• **DIRECTIVE**
Track down each line that has the word "judge" and copy it.

Collected data entries:

_ _ _ _ _ _ _

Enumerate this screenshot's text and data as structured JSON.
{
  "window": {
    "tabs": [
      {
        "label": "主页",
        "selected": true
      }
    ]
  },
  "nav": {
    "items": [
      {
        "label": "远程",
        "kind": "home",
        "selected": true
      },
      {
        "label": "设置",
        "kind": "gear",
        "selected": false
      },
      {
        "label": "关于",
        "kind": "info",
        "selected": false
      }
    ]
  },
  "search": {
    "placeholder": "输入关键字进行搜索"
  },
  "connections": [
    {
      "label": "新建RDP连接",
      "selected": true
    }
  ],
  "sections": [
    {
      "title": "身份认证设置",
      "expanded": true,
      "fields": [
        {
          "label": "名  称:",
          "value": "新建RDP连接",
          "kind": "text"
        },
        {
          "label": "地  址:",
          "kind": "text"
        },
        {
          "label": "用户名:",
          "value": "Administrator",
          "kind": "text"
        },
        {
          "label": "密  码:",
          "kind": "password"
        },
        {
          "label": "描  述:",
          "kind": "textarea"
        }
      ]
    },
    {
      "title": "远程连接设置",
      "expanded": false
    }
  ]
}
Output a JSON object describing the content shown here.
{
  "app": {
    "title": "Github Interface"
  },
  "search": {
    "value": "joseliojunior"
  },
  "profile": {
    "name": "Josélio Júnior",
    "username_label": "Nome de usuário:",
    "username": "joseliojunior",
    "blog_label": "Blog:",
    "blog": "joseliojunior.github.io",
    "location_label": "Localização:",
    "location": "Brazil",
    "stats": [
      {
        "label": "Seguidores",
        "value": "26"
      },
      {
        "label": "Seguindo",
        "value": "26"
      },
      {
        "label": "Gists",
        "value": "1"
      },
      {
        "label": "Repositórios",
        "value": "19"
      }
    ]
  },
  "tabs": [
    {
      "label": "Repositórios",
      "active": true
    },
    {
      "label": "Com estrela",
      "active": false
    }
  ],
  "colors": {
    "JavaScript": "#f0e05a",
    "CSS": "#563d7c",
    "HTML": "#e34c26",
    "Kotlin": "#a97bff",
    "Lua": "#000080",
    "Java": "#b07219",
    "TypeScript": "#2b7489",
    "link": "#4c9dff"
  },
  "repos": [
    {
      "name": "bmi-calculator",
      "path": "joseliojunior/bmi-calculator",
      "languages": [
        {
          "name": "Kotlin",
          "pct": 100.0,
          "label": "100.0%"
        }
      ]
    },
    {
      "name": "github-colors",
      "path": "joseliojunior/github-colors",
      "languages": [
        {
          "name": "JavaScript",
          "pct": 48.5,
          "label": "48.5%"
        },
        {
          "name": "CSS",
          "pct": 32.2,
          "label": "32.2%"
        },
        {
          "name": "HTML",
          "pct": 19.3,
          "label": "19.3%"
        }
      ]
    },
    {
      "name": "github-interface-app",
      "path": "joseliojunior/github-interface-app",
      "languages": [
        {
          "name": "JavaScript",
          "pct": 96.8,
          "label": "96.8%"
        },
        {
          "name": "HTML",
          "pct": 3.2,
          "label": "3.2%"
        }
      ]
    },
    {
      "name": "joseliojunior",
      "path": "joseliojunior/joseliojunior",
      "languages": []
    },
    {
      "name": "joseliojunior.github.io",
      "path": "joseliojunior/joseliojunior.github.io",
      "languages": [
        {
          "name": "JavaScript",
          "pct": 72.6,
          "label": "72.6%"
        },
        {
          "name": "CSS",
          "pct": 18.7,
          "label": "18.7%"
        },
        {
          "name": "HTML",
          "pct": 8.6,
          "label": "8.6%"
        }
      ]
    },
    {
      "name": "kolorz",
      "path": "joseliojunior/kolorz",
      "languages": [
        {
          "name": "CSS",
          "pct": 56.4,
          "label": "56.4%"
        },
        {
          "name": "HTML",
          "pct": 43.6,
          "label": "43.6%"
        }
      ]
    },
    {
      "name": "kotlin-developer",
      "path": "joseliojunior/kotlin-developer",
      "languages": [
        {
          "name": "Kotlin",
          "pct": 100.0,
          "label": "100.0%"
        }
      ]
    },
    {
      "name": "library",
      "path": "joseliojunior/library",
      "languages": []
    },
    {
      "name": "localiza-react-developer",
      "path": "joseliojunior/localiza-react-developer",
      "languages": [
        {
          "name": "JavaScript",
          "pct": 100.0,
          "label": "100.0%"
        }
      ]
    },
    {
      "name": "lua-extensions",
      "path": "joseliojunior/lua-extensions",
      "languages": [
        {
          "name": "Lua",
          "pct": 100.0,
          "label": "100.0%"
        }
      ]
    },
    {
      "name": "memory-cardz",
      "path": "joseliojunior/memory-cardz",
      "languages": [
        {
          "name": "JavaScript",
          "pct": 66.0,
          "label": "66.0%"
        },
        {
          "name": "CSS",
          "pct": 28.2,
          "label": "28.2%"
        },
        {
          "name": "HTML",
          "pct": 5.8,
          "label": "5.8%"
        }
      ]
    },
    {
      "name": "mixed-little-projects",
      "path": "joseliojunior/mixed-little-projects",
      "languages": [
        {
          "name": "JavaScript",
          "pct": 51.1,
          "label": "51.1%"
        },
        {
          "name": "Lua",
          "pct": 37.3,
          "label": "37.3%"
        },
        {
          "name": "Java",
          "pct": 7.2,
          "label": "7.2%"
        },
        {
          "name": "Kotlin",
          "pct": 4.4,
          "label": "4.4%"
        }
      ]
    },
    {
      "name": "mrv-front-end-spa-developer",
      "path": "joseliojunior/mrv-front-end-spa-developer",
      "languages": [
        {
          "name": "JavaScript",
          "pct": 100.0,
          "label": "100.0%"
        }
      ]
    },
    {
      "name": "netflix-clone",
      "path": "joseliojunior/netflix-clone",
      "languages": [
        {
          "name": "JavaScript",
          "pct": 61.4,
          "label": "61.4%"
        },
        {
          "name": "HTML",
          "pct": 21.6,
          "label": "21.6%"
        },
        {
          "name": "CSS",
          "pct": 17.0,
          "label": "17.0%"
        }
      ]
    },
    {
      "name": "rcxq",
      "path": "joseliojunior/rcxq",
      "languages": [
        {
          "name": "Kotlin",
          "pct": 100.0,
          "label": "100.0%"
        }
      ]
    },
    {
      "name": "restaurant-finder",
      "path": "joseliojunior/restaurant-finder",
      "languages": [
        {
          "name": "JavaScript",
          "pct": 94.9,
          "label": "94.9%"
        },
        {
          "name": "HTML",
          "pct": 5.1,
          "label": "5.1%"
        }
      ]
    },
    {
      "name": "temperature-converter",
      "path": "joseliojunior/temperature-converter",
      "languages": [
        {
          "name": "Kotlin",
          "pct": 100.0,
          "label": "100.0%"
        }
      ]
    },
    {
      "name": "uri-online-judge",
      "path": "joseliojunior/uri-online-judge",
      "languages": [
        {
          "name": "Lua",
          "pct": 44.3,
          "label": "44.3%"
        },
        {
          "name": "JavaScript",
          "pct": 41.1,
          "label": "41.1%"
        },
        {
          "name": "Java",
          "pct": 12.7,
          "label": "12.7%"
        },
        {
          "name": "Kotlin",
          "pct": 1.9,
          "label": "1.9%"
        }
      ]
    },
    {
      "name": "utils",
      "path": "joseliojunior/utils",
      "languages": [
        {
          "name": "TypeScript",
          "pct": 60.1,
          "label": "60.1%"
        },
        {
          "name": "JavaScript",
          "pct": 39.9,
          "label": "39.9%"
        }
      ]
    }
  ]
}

_ _ _ _ _ _ _

• **SOLUTION TO THE EXERCISE**
      "name": "uri-online-judge",
      "path": "joseliojunior/uri-online-judge",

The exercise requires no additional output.